REQUEST — From the entries that follow, gather each line holding the word "will".

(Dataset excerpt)

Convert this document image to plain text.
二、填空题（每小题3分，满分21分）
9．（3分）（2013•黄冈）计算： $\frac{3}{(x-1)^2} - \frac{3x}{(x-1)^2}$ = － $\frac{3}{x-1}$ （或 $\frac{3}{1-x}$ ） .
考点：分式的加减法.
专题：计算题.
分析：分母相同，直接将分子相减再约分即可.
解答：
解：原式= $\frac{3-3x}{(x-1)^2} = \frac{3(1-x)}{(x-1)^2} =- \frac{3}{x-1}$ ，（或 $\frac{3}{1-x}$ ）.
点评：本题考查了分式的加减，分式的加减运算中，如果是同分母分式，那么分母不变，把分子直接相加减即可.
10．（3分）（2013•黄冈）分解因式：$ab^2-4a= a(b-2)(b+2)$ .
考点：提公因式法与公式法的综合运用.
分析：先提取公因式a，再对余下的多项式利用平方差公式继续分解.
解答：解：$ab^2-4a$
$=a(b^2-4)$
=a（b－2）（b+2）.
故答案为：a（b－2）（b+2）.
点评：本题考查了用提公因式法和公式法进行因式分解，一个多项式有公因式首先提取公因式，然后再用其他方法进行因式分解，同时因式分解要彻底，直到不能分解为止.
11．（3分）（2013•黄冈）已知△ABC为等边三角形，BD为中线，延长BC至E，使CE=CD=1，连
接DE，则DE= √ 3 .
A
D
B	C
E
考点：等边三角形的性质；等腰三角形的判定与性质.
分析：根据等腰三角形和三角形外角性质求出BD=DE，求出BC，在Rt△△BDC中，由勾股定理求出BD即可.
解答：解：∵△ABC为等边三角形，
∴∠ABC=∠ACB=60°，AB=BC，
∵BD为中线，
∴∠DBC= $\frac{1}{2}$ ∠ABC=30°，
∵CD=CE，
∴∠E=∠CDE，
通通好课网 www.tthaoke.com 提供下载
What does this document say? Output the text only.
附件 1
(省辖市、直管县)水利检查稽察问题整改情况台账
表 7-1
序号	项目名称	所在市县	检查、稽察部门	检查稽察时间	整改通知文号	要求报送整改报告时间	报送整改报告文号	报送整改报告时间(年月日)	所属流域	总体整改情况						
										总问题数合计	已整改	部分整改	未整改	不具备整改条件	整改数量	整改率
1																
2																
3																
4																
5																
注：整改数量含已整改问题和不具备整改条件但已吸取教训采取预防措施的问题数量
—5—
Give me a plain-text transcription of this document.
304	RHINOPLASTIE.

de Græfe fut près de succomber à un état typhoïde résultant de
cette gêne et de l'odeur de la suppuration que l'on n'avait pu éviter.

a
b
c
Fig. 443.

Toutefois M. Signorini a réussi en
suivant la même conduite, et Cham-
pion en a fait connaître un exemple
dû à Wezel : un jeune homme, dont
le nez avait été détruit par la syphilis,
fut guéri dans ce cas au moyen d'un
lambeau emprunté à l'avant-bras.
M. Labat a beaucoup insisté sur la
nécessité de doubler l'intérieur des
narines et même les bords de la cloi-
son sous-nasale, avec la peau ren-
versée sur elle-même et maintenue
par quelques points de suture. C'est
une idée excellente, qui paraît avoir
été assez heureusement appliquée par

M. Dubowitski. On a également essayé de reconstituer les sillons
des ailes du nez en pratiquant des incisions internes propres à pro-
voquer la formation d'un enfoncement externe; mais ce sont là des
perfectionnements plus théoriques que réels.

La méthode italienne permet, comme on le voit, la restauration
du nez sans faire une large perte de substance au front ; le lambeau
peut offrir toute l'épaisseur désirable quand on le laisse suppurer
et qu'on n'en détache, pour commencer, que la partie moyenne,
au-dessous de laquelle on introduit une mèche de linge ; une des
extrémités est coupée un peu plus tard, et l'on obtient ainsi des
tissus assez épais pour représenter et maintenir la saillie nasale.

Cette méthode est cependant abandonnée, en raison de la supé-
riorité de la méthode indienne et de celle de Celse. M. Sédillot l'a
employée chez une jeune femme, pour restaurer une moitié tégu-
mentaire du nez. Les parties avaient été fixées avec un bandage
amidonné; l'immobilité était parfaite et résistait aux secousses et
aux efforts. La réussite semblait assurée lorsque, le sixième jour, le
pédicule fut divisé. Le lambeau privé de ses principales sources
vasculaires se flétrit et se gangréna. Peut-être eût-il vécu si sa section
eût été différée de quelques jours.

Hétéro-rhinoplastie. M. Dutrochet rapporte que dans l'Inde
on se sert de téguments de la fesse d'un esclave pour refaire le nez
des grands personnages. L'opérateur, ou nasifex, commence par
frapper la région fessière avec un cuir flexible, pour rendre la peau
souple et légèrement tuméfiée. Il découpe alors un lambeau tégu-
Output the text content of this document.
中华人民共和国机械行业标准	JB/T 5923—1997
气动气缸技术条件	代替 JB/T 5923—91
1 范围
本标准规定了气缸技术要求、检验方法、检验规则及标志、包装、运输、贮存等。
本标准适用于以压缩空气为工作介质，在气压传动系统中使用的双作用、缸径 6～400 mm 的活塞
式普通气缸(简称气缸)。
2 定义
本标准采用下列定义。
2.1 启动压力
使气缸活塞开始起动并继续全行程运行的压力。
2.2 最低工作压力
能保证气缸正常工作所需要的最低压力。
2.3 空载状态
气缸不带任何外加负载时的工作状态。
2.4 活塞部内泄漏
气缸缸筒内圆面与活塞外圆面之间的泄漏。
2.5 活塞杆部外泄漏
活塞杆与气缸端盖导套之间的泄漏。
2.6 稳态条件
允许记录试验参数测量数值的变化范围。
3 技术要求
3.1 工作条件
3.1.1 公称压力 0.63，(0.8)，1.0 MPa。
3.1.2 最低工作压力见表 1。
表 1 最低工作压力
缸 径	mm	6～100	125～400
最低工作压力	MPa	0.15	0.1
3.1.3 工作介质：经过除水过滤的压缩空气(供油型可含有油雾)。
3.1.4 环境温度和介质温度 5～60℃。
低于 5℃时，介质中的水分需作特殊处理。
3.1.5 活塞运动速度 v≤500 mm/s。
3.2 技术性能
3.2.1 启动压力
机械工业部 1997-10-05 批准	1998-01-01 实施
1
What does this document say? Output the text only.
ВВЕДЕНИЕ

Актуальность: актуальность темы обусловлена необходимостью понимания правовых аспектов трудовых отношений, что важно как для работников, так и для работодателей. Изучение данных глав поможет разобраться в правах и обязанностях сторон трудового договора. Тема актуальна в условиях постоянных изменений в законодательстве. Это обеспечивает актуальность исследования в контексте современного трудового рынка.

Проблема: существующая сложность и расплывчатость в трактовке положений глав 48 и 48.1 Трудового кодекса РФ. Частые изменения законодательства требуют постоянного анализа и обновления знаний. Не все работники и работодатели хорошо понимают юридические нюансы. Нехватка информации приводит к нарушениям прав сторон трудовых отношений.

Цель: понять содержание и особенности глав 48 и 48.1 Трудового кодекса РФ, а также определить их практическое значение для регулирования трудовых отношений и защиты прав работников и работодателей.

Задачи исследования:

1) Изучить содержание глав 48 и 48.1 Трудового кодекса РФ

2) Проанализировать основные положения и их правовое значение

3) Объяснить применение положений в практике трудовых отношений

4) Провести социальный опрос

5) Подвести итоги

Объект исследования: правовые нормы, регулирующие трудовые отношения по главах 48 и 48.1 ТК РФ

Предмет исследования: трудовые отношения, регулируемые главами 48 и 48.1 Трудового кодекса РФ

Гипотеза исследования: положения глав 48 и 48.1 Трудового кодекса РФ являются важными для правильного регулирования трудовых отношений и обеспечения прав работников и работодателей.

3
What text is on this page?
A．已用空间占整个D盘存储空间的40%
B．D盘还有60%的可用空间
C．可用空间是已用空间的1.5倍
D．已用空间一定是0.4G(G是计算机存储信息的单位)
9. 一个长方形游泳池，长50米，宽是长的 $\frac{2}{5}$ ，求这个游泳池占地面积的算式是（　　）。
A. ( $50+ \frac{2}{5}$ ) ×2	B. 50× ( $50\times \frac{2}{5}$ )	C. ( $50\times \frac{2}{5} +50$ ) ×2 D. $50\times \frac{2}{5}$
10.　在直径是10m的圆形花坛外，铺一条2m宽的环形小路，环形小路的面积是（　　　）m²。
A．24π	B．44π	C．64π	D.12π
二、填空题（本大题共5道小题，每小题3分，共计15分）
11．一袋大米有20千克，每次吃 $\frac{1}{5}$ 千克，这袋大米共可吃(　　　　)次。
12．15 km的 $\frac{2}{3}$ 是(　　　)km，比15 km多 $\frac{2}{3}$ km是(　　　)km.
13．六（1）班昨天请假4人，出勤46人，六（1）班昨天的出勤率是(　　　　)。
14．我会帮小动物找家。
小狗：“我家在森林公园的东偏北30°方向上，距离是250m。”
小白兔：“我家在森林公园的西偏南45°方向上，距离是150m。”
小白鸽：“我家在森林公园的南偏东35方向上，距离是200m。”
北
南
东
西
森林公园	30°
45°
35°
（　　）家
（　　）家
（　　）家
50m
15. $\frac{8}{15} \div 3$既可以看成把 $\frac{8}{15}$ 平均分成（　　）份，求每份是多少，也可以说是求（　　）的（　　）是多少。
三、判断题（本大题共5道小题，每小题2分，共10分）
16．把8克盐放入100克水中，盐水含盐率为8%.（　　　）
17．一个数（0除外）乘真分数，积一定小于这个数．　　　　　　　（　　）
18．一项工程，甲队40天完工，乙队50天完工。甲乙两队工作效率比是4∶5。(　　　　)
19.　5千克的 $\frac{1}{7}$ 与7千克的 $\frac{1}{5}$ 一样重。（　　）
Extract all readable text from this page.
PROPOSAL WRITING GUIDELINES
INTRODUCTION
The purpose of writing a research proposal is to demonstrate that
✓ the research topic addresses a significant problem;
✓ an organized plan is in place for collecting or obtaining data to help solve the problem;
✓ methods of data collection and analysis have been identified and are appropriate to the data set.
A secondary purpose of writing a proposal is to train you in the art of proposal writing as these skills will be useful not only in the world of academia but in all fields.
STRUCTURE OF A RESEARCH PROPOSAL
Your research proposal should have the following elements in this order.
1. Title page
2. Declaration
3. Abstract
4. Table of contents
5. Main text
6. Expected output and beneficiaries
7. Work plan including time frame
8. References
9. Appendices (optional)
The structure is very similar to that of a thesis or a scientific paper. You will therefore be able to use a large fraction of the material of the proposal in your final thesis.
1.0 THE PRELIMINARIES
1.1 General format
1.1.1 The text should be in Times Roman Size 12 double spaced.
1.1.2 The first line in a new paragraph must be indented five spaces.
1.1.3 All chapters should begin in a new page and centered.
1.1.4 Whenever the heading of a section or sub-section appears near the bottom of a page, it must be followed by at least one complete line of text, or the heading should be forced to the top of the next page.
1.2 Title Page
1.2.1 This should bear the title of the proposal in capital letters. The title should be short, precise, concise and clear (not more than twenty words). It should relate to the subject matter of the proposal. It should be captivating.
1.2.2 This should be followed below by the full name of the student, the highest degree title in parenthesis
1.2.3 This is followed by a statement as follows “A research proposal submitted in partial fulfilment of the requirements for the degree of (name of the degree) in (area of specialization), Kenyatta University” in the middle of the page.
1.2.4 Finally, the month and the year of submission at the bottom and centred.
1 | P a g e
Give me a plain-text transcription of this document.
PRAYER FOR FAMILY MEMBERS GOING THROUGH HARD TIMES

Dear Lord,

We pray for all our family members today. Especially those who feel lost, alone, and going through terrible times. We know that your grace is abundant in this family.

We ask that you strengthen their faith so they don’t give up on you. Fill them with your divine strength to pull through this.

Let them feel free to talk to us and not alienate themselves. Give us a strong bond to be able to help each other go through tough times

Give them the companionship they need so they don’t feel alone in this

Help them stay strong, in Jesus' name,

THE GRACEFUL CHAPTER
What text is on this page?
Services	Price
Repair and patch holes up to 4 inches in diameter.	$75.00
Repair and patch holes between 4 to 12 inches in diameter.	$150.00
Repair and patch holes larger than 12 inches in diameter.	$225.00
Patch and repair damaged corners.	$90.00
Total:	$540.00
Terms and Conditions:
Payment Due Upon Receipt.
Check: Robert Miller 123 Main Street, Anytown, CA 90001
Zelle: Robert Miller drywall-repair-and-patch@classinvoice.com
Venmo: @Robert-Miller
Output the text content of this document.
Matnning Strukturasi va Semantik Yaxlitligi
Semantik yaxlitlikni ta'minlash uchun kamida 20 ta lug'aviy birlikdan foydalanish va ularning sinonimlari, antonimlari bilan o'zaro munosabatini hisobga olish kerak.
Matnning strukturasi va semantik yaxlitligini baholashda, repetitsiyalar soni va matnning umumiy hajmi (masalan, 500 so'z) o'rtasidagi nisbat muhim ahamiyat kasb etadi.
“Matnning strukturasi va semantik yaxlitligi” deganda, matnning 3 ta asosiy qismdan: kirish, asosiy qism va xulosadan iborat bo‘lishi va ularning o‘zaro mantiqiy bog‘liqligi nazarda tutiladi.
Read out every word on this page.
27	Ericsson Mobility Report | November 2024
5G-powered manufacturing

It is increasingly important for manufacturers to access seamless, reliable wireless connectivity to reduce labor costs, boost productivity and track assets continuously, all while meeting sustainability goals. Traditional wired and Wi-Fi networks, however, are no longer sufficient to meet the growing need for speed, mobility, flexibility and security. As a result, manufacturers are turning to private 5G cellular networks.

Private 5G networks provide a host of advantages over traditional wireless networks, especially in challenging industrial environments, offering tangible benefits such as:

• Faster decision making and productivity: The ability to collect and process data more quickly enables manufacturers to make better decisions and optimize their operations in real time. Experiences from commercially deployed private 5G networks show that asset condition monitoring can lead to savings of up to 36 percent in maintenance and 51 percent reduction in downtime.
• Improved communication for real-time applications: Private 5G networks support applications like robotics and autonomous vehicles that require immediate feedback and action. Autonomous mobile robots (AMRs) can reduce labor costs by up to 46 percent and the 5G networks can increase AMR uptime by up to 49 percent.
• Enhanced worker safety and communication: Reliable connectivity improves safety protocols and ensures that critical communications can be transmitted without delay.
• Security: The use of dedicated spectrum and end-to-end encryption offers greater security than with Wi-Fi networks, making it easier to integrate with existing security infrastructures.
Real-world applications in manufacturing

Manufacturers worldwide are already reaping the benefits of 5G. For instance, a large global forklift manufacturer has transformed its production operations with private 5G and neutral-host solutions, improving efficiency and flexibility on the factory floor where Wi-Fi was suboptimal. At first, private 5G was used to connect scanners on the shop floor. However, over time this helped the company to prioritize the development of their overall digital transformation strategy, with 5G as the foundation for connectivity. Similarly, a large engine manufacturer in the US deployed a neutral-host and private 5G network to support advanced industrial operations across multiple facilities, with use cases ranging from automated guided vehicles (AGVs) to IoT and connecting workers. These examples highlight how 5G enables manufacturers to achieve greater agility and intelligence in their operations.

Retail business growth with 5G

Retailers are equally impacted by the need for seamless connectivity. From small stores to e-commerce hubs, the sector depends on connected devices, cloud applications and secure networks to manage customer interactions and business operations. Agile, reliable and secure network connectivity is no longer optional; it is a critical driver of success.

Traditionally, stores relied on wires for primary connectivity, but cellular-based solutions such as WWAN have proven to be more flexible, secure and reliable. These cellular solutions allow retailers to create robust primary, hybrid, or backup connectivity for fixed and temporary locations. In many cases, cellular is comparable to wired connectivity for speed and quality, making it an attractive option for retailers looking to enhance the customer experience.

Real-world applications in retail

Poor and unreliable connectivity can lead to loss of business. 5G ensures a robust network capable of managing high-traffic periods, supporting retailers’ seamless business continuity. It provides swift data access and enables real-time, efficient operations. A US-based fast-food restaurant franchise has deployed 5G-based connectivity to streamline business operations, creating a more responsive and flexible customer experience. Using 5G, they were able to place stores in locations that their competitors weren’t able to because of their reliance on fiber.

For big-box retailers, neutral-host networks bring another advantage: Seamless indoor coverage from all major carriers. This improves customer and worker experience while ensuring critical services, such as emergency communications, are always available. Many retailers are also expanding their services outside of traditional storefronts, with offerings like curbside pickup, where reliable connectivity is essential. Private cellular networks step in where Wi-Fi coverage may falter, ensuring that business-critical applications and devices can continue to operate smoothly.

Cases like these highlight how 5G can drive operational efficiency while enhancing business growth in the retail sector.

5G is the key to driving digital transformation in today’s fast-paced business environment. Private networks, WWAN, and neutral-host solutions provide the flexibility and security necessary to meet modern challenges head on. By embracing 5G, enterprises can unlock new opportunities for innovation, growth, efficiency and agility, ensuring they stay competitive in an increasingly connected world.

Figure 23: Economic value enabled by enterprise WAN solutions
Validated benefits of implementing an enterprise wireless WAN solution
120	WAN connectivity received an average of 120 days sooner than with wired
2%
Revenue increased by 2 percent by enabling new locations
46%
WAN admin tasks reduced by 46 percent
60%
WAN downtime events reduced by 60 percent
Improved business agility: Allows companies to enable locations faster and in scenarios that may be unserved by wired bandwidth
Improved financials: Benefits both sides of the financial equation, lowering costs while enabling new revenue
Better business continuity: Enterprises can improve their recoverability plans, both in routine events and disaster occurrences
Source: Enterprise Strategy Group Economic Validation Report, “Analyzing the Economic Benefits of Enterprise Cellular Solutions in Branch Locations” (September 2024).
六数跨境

RESULT FOR THIS TASK —
A secondary purpose of writing a proposal is to train you in the art of proposal writing as these skills will be useful not only in the world of academia but in all fields.
The structure is very similar to that of a thesis or a scientific paper. You will therefore be able to use a large fraction of the material of the proposal in your final thesis.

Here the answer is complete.